▶ _REQUIRED WORK_: From the entries below, pull out each line where "document" appears.

▶ _SUPPLIED DATA_:

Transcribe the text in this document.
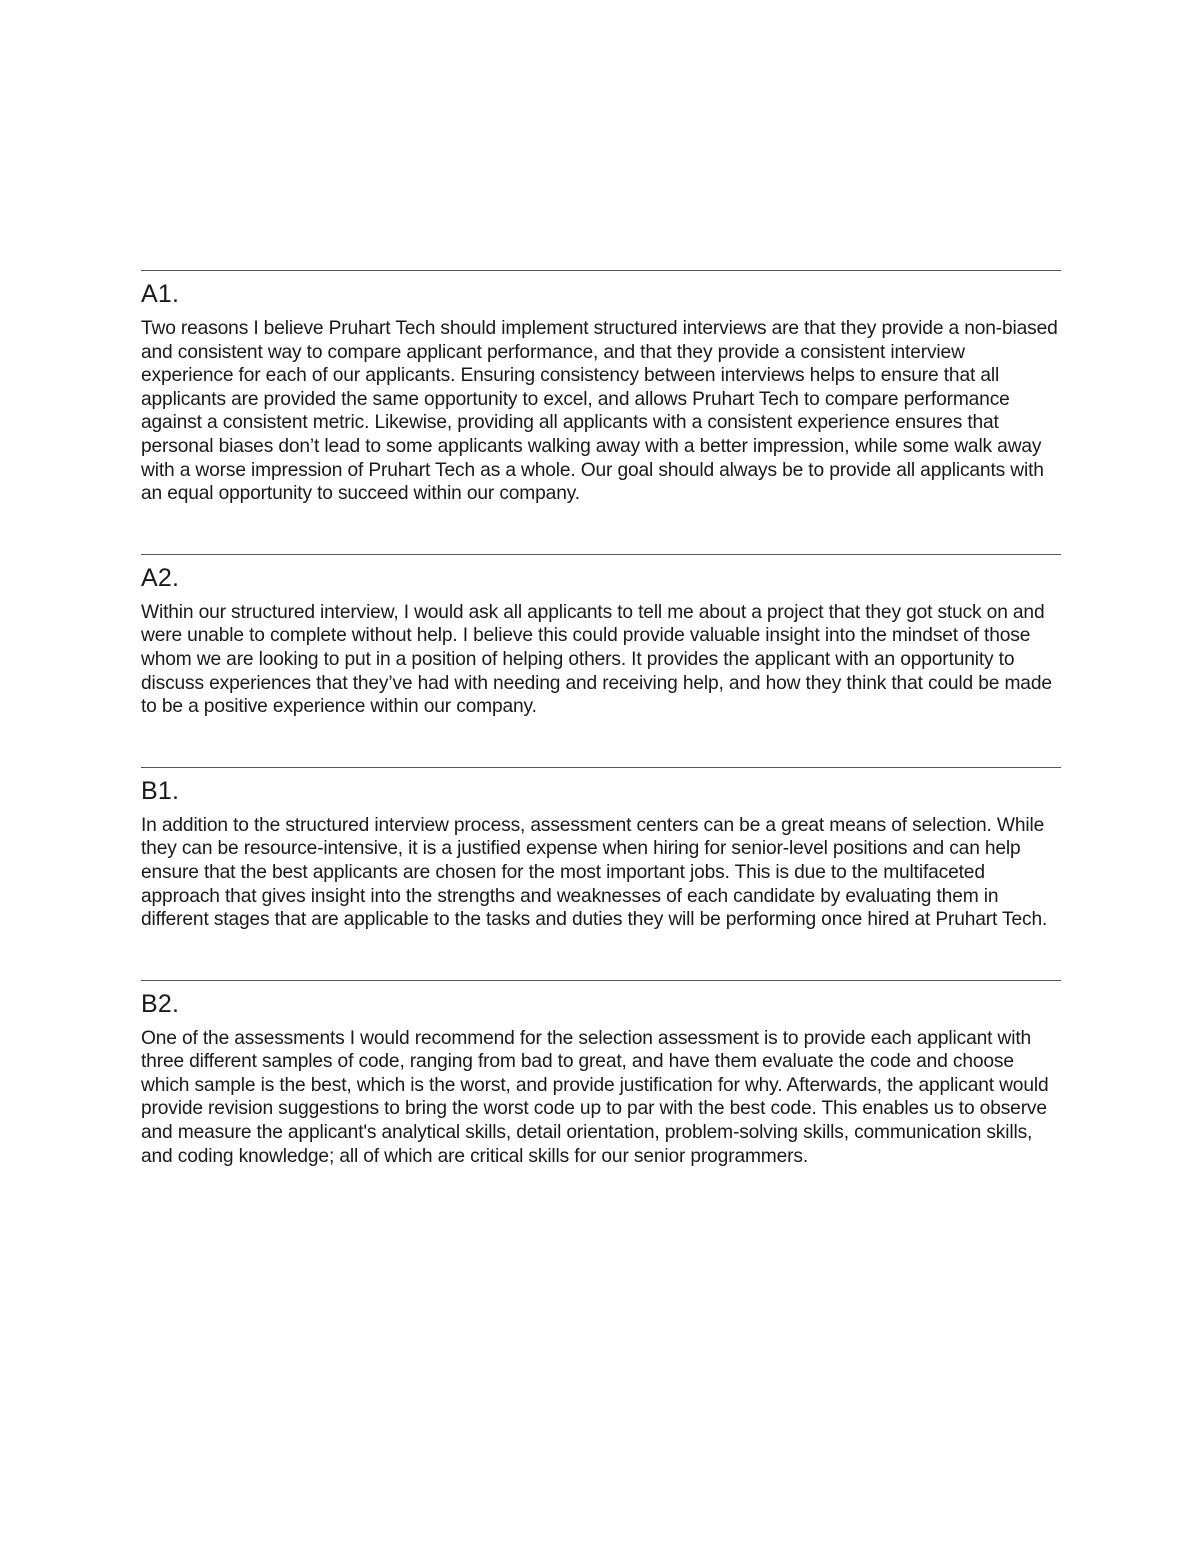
A1.

Two reasons I believe Pruhart Tech should implement structured interviews are that they provide a non-biased and consistent way to compare applicant performance, and that they provide a consistent interview experience for each of our applicants. Ensuring consistency between interviews helps to ensure that all applicants are provided the same opportunity to excel, and allows Pruhart Tech to compare performance against a consistent metric. Likewise, providing all applicants with a consistent experience ensures that personal biases don’t lead to some applicants walking away with a better impression, while some walk away with a worse impression of Pruhart Tech as a whole. Our goal should always be to provide all applicants with an equal opportunity to succeed within our company.

A2.

Within our structured interview, I would ask all applicants to tell me about a project that they got stuck on and were unable to complete without help. I believe this could provide valuable insight into the mindset of those whom we are looking to put in a position of helping others. It provides the applicant with an opportunity to discuss experiences that they’ve had with needing and receiving help, and how they think that could be made to be a positive experience within our company.

B1.

In addition to the structured interview process, assessment centers can be a great means of selection. While they can be resource-intensive, it is a justified expense when hiring for senior-level positions and can help ensure that the best applicants are chosen for the most important jobs. This is due to the multifaceted approach that gives insight into the strengths and weaknesses of each candidate by evaluating them in different stages that are applicable to the tasks and duties they will be performing once hired at Pruhart Tech.

B2.

One of the assessments I would recommend for the selection assessment is to provide each applicant with three different samples of code, ranging from bad to great, and have them evaluate the code and choose which sample is the best, which is the worst, and provide justification for why. Afterwards, the applicant would provide revision suggestions to bring the worst code up to par with the best code. This enables us to observe and measure the applicant's analytical skills, detail orientation, problem-solving skills, communication skills, and coding knowledge; all of which are critical skills for our senior programmers.
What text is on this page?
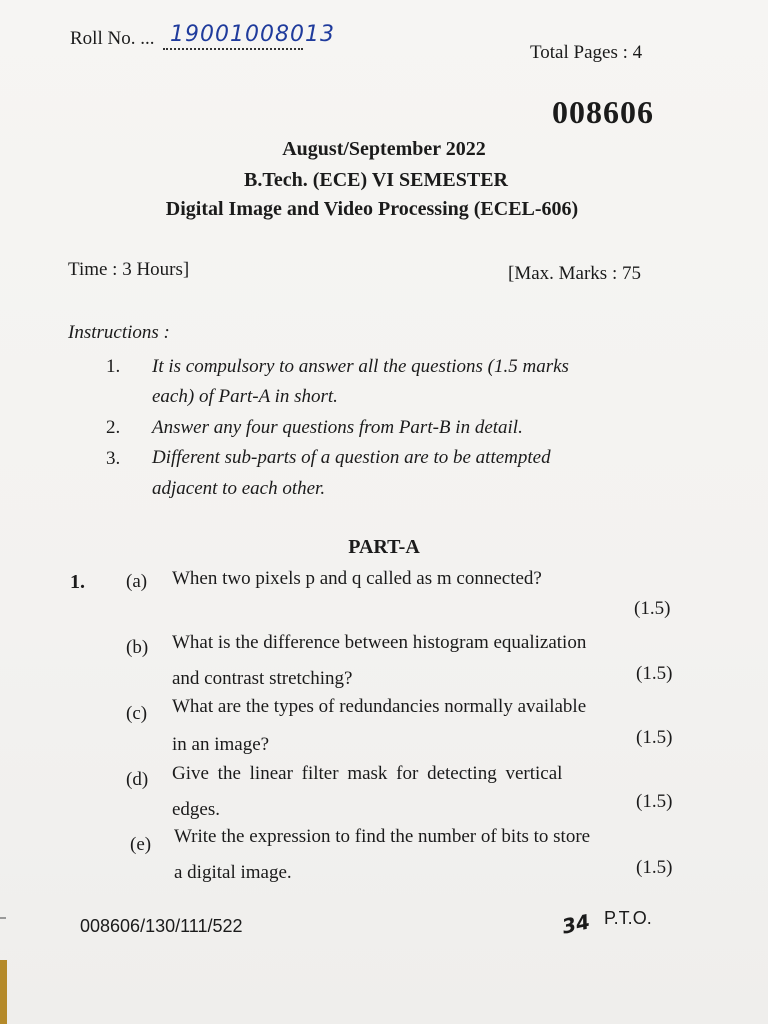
Roll No. ... 19001008013
Total Pages : 4
008606
August/September 2022
B.Tech. (ECE) VI SEMESTER
Digital Image and Video Processing (ECEL-606)
Time : 3 Hours]	[Max. Marks : 75
Instructions :
1. It is compulsory to answer all the questions (1.5 marks
each) of Part-A in short.
2. Answer any four questions from Part-B in detail.
3. Different sub-parts of a question are to be attempted
adjacent to each other.
PART-A
1. (a) When two pixels p and q called as m connected?
(1.5)
(b) What is the difference between histogram equalization
and contrast stretching?	(1.5)
(c) What are the types of redundancies normally available
in an image?	(1.5)
(d) Give the linear filter mask for detecting vertical
edges.	(1.5)
(e) Write the expression to find the number of bits to store
a digital image.	(1.5)
008606/130/111/522	34 P.T.O.
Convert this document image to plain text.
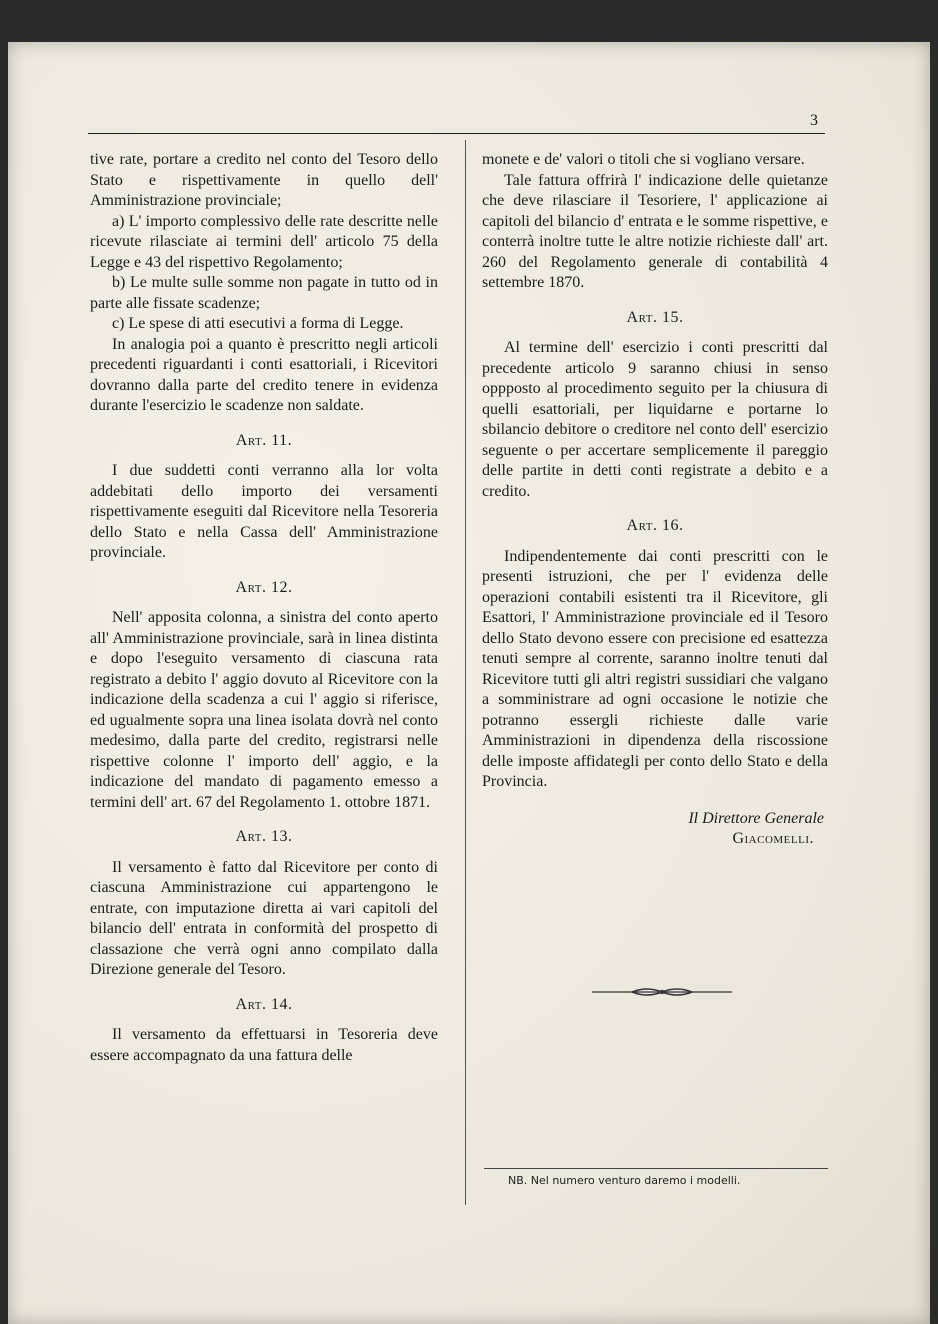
3

tive rate, portare a credito nel conto del Tesoro dello Stato e rispettivamente in quello dell' Amministrazione provinciale;

a) L' importo complessivo delle rate descritte nelle ricevute rilasciate ai termini dell' articolo 75 della Legge e 43 del rispettivo Regolamento;

b) Le multe sulle somme non pagate in tutto od in parte alle fissate scadenze;

c) Le spese di atti esecutivi a forma di Legge.

In analogia poi a quanto è prescritto negli articoli precedenti riguardanti i conti esattoriali, i Ricevitori dovranno dalla parte del credito tenere in evidenza durante l'esercizio le scadenze non saldate.

Art. 11.

I due suddetti conti verranno alla lor volta addebitati dello importo dei versamenti rispettivamente eseguiti dal Ricevitore nella Tesoreria dello Stato e nella Cassa dell' Amministrazione provinciale.

Art. 12.

Nell' apposita colonna, a sinistra del conto aperto all' Amministrazione provinciale, sarà in linea distinta e dopo l'eseguito versamento di ciascuna rata registrato a debito l' aggio dovuto al Ricevitore con la indicazione della scadenza a cui l' aggio si riferisce, ed ugualmente sopra una linea isolata dovrà nel conto medesimo, dalla parte del credito, registrarsi nelle rispettive colonne l' importo dell' aggio, e la indicazione del mandato di pagamento emesso a termini dell' art. 67 del Regolamento 1. ottobre 1871.

Art. 13.

Il versamento è fatto dal Ricevitore per conto di ciascuna Amministrazione cui appartengono le entrate, con imputazione diretta ai vari capitoli del bilancio dell' entrata in conformità del prospetto di classazione che verrà ogni anno compilato dalla Direzione generale del Tesoro.

Art. 14.

Il versamento da effettuarsi in Tesoreria deve essere accompagnato da una fattura delle

monete e de' valori o titoli che si vogliano versare.

Tale fattura offrirà l' indicazione delle quietanze che deve rilasciare il Tesoriere, l' applicazione ai capitoli del bilancio d' entrata e le somme rispettive, e conterrà inoltre tutte le altre notizie richieste dall' art. 260 del Regolamento generale di contabilità 4 settembre 1870.

Art. 15.

Al termine dell' esercizio i conti prescritti dal precedente articolo 9 saranno chiusi in senso oppposto al procedimento seguito per la chiusura di quelli esattoriali, per liquidarne e portarne lo sbilancio debitore o creditore nel conto dell' esercizio seguente o per accertare semplicemente il pareggio delle partite in detti conti registrate a debito e a credito.

Art. 16.

Indipendentemente dai conti prescritti con le presenti istruzioni, che per l' evidenza delle operazioni contabili esistenti tra il Ricevitore, gli Esattori, l' Amministrazione provinciale ed il Tesoro dello Stato devono essere con precisione ed esattezza tenuti sempre al corrente, saranno inoltre tenuti dal Ricevitore tutti gli altri registri sussidiari che valgano a somministrare ad ogni occasione le notizie che potranno essergli richieste dalle varie Amministrazioni in dipendenza della riscossione delle imposte affidategli per conto dello Stato e della Provincia.

Il Direttore Generale

Giacomelli.

NB. Nel numero venturo daremo i modelli.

▶ _EXERCISE OUTPUT_:
Transcribe the text in this document.
Convert this document image to plain text.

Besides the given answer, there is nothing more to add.